◆ Work to complete
Omit the images, then print each record below exactly as it reads.
# # # # # # #
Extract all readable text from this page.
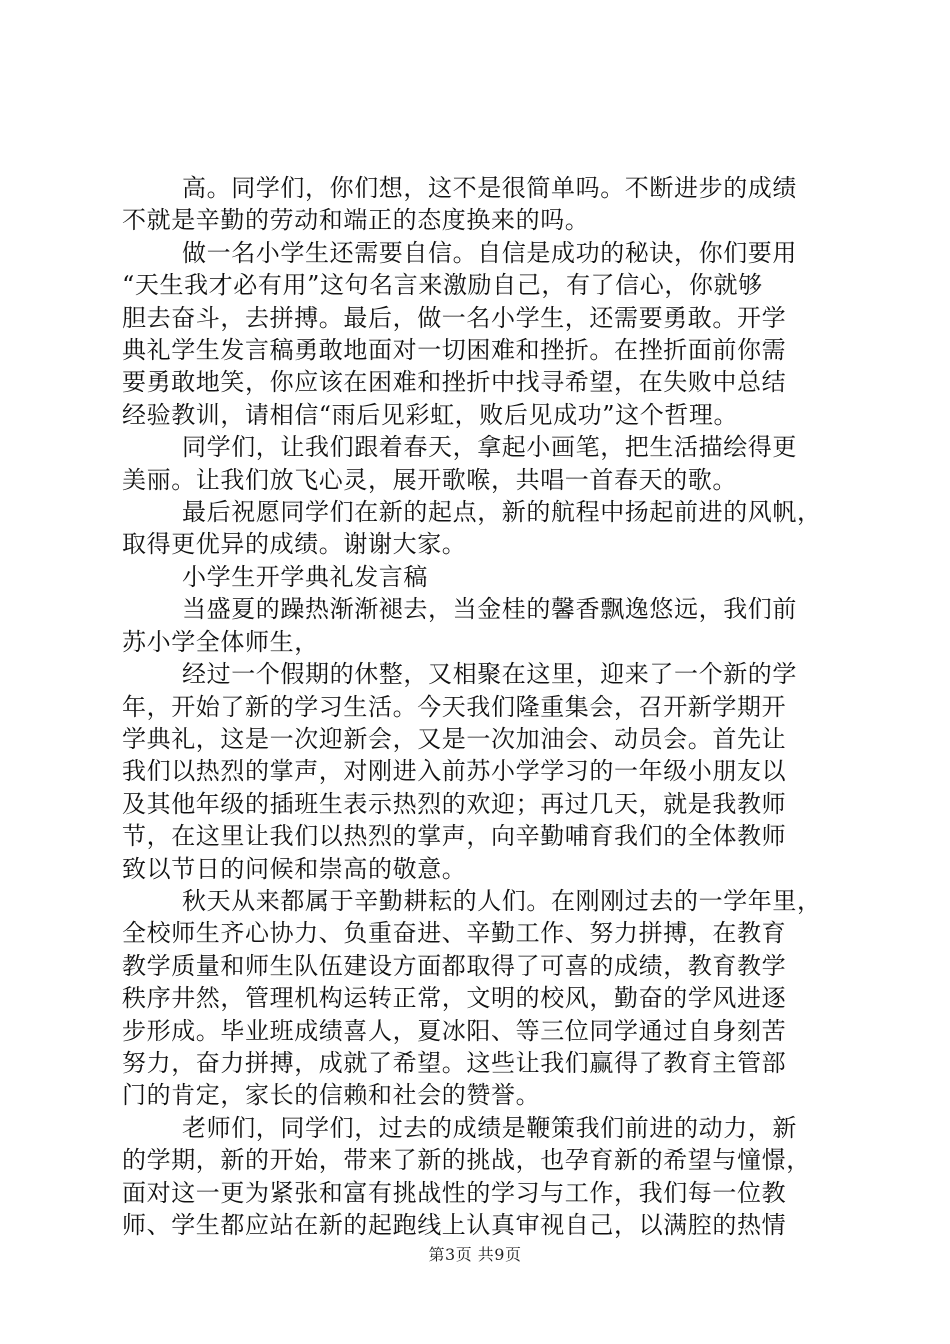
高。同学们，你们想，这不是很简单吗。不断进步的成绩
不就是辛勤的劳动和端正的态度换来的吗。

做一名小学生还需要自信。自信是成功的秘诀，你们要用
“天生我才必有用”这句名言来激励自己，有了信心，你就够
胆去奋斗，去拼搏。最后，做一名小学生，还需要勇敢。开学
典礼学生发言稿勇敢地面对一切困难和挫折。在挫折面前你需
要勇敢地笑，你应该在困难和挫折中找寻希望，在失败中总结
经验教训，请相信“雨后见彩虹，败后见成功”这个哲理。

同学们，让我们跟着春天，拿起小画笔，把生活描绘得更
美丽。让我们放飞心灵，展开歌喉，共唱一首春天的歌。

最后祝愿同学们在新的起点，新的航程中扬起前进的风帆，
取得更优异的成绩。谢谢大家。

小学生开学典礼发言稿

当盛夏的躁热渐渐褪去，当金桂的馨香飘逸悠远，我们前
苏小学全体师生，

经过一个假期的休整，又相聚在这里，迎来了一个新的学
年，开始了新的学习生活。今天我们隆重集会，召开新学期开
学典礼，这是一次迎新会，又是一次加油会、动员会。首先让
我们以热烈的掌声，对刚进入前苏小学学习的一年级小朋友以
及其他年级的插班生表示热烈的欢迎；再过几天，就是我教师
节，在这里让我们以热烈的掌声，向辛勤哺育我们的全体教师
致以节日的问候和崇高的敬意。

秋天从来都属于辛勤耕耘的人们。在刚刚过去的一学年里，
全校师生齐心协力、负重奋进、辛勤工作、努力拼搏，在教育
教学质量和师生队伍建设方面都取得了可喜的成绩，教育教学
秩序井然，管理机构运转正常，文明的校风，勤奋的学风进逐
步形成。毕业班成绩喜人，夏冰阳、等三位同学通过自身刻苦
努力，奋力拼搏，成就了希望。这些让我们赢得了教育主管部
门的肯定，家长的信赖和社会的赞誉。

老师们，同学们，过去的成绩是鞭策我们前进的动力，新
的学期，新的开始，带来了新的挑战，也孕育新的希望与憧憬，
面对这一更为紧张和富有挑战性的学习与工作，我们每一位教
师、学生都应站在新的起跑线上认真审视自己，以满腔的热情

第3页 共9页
# # # # # # #
◆ Written answer
Extract all readable text from this page.
高。同学们，你们想，这不是很简单吗。不断进步的成绩
不就是辛勤的劳动和端正的态度换来的吗。

做一名小学生还需要自信。自信是成功的秘诀，你们要用
“天生我才必有用”这句名言来激励自己，有了信心，你就够
胆去奋斗，去拼搏。最后，做一名小学生，还需要勇敢。开学
典礼学生发言稿勇敢地面对一切困难和挫折。在挫折面前你需
要勇敢地笑，你应该在困难和挫折中找寻希望，在失败中总结
经验教训，请相信“雨后见彩虹，败后见成功”这个哲理。

同学们，让我们跟着春天，拿起小画笔，把生活描绘得更
美丽。让我们放飞心灵，展开歌喉，共唱一首春天的歌。

最后祝愿同学们在新的起点，新的航程中扬起前进的风帆，
取得更优异的成绩。谢谢大家。

小学生开学典礼发言稿

当盛夏的躁热渐渐褪去，当金桂的馨香飘逸悠远，我们前
苏小学全体师生，

经过一个假期的休整，又相聚在这里，迎来了一个新的学
年，开始了新的学习生活。今天我们隆重集会，召开新学期开
学典礼，这是一次迎新会，又是一次加油会、动员会。首先让
我们以热烈的掌声，对刚进入前苏小学学习的一年级小朋友以
及其他年级的插班生表示热烈的欢迎；再过几天，就是我教师
节，在这里让我们以热烈的掌声，向辛勤哺育我们的全体教师
致以节日的问候和崇高的敬意。

秋天从来都属于辛勤耕耘的人们。在刚刚过去的一学年里，
全校师生齐心协力、负重奋进、辛勤工作、努力拼搏，在教育
教学质量和师生队伍建设方面都取得了可喜的成绩，教育教学
秩序井然，管理机构运转正常，文明的校风，勤奋的学风进逐
步形成。毕业班成绩喜人，夏冰阳、等三位同学通过自身刻苦
努力，奋力拼搏，成就了希望。这些让我们赢得了教育主管部
门的肯定，家长的信赖和社会的赞誉。

老师们，同学们，过去的成绩是鞭策我们前进的动力，新
的学期，新的开始，带来了新的挑战，也孕育新的希望与憧憬，
面对这一更为紧张和富有挑战性的学习与工作，我们每一位教
师、学生都应站在新的起跑线上认真审视自己，以满腔的热情

第3页 共9页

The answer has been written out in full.